§ **Given task**
Extract the listing below in full, unchanged.

§ **Stored data**
start

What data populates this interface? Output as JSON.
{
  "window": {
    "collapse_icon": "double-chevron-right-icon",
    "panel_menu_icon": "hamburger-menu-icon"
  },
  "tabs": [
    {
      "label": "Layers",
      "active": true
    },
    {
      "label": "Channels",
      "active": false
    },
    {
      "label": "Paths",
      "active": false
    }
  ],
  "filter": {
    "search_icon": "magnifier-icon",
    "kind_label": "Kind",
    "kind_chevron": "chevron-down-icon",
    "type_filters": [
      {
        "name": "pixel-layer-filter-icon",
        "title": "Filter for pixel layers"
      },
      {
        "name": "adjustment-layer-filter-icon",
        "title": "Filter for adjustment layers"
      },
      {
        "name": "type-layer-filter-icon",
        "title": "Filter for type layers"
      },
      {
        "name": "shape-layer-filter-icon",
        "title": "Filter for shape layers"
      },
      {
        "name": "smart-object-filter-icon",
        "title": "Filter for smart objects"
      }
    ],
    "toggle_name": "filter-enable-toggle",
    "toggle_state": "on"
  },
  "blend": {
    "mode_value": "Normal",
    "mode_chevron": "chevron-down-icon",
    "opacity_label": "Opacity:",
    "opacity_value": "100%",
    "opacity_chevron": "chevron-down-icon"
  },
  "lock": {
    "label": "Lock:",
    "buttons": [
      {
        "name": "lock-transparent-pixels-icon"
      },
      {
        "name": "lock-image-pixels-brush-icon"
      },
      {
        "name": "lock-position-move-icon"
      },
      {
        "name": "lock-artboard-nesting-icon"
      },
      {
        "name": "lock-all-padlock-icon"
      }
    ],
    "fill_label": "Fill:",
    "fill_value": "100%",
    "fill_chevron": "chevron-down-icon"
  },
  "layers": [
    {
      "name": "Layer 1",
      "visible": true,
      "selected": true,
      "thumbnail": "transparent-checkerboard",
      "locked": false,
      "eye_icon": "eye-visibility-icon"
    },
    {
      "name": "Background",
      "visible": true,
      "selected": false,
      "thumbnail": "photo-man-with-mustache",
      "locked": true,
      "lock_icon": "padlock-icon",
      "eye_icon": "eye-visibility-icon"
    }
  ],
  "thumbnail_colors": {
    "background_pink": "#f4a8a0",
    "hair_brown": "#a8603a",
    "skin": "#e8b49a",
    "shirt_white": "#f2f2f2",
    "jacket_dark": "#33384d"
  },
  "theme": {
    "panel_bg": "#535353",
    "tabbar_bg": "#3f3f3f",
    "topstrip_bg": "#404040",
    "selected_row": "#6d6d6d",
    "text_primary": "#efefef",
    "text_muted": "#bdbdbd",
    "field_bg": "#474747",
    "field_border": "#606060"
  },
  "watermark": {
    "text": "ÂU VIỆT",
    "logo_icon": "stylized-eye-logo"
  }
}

end

§ **Final result**
What data populates this interface? Output as JSON.
{
  "window": {
    "collapse_icon": "double-chevron-right-icon",
    "panel_menu_icon": "hamburger-menu-icon"
  },
  "tabs": [
    {
      "label": "Layers",
      "active": true
    },
    {
      "label": "Channels",
      "active": false
    },
    {
      "label": "Paths",
      "active": false
    }
  ],
  "filter": {
    "search_icon": "magnifier-icon",
    "kind_label": "Kind",
    "kind_chevron": "chevron-down-icon",
    "type_filters": [
      {
        "name": "pixel-layer-filter-icon",
        "title": "Filter for pixel layers"
      },
      {
        "name": "adjustment-layer-filter-icon",
        "title": "Filter for adjustment layers"
      },
      {
        "name": "type-layer-filter-icon",
        "title": "Filter for type layers"
      },
      {
        "name": "shape-layer-filter-icon",
        "title": "Filter for shape layers"
      },
      {
        "name": "smart-object-filter-icon",
        "title": "Filter for smart objects"
      }
    ],
    "toggle_name": "filter-enable-toggle",
    "toggle_state": "on"
  },
  "blend": {
    "mode_value": "Normal",
    "mode_chevron": "chevron-down-icon",
    "opacity_label": "Opacity:",
    "opacity_value": "100%",
    "opacity_chevron": "chevron-down-icon"
  },
  "lock": {
    "label": "Lock:",
    "buttons": [
      {
        "name": "lock-transparent-pixels-icon"
      },
      {
        "name": "lock-image-pixels-brush-icon"
      },
      {
        "name": "lock-position-move-icon"
      },
      {
        "name": "lock-artboard-nesting-icon"
      },
      {
        "name": "lock-all-padlock-icon"
      }
    ],
    "fill_label": "Fill:",
    "fill_value": "100%",
    "fill_chevron": "chevron-down-icon"
  },
  "layers": [
    {
      "name": "Layer 1",
      "visible": true,
      "selected": true,
      "thumbnail": "transparent-checkerboard",
      "locked": false,
      "eye_icon": "eye-visibility-icon"
    },
    {
      "name": "Background",
      "visible": true,
      "selected": false,
      "thumbnail": "photo-man-with-mustache",
      "locked": true,
      "lock_icon": "padlock-icon",
      "eye_icon": "eye-visibility-icon"
    }
  ],
  "thumbnail_colors": {
    "background_pink": "#f4a8a0",
    "hair_brown": "#a8603a",
    "skin": "#e8b49a",
    "shirt_white": "#f2f2f2",
    "jacket_dark": "#33384d"
  },
  "theme": {
    "panel_bg": "#535353",
    "tabbar_bg": "#3f3f3f",
    "topstrip_bg": "#404040",
    "selected_row": "#6d6d6d",
    "text_primary": "#efefef",
    "text_muted": "#bdbdbd",
    "field_bg": "#474747",
    "field_border": "#606060"
  },
  "watermark": {
    "text": "ÂU VIỆT",
    "logo_icon": "stylized-eye-logo"
  }
}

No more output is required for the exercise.